* _WORK INSTRUCTIONS_:
Tally the lines that contain the string "jaringan" and state that total without comment.

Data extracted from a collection
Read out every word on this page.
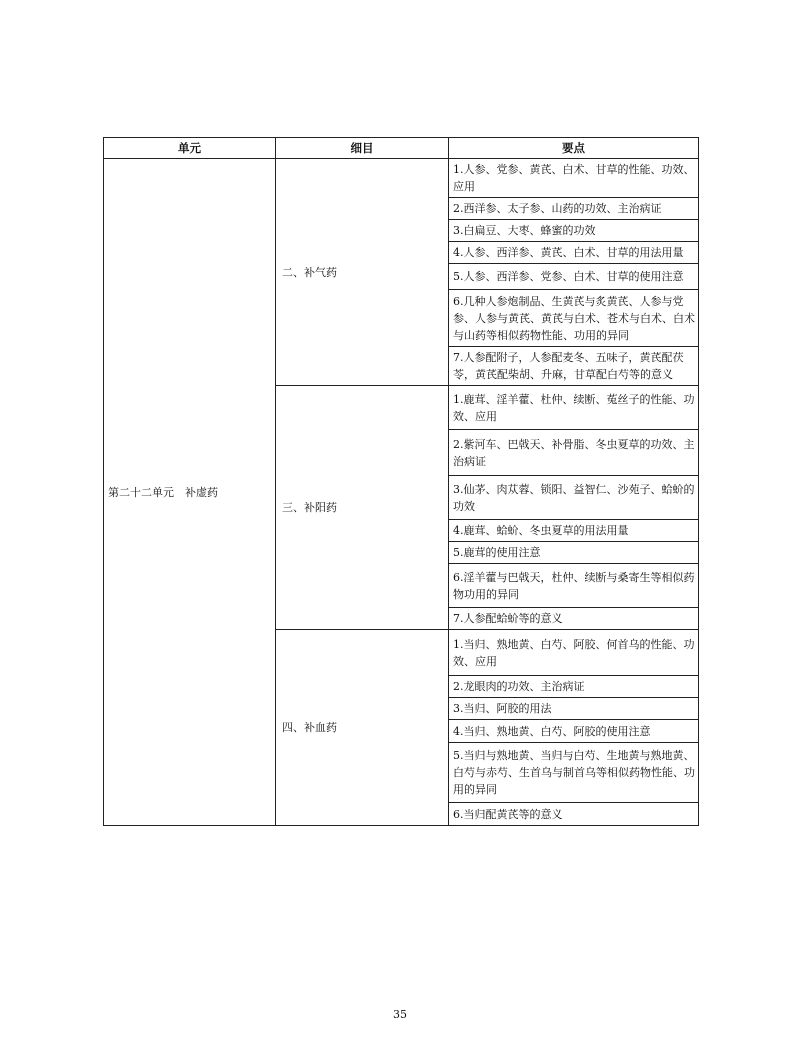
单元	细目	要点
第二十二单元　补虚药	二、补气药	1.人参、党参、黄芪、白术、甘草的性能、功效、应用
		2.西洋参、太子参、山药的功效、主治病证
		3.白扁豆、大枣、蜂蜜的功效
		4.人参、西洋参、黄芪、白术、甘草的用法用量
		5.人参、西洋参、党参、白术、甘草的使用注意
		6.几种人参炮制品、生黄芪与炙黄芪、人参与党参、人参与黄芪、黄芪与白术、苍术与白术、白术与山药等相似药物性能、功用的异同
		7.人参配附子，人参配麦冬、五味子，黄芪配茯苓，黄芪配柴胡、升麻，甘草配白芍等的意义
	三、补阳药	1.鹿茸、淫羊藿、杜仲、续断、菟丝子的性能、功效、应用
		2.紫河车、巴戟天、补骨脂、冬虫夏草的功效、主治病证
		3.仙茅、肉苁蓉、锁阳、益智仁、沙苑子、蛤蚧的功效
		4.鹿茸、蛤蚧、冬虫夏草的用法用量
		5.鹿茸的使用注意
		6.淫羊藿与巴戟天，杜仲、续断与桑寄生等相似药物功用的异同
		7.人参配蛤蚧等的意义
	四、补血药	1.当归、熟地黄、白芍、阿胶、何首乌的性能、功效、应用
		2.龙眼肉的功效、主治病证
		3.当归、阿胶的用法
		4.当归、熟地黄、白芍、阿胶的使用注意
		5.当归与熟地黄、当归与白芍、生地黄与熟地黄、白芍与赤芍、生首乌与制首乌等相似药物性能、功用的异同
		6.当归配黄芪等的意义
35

---

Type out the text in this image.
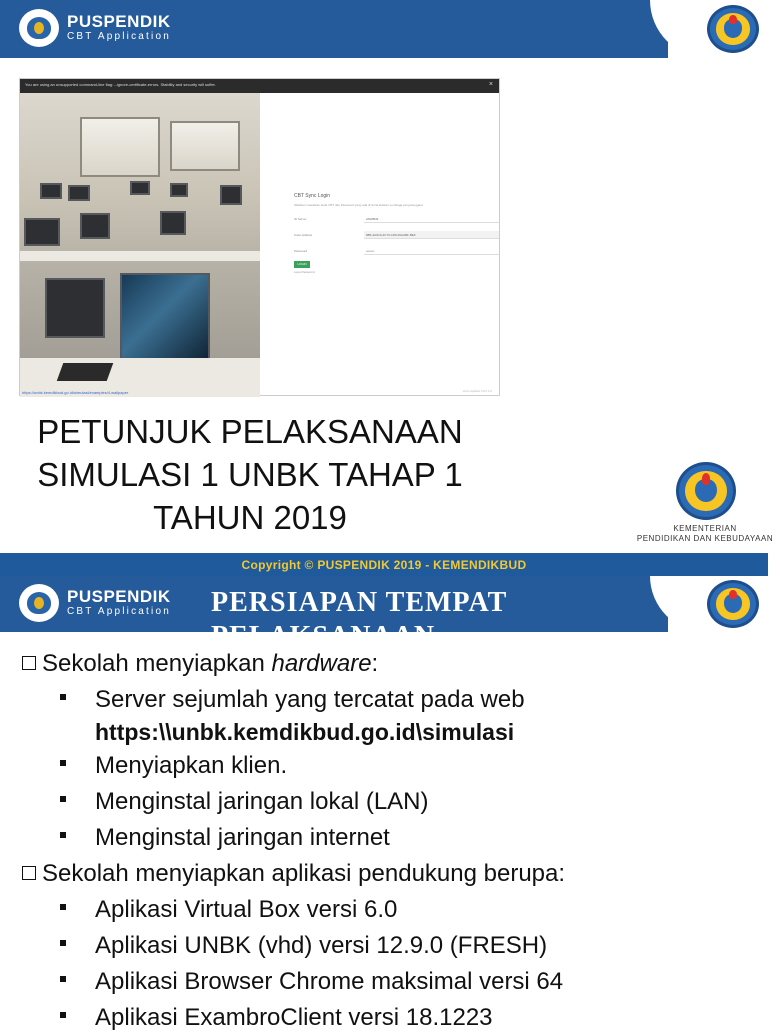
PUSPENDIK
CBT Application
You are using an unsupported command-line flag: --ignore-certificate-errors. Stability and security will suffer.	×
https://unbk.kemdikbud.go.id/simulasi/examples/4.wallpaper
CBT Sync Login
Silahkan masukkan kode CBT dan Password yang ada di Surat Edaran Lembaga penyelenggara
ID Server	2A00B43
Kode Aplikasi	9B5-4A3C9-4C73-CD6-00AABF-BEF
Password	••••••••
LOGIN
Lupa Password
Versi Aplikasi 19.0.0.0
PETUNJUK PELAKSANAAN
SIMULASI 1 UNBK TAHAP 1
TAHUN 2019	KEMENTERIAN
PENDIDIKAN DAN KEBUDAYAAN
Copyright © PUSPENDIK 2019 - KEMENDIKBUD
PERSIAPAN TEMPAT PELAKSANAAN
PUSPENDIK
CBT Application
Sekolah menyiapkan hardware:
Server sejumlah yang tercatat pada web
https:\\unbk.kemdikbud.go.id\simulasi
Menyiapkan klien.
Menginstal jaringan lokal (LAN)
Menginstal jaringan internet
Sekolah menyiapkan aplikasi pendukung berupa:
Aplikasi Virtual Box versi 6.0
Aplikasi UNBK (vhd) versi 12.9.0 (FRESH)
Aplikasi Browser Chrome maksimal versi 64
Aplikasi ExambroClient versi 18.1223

* _COMPLETE ANSWER_:
2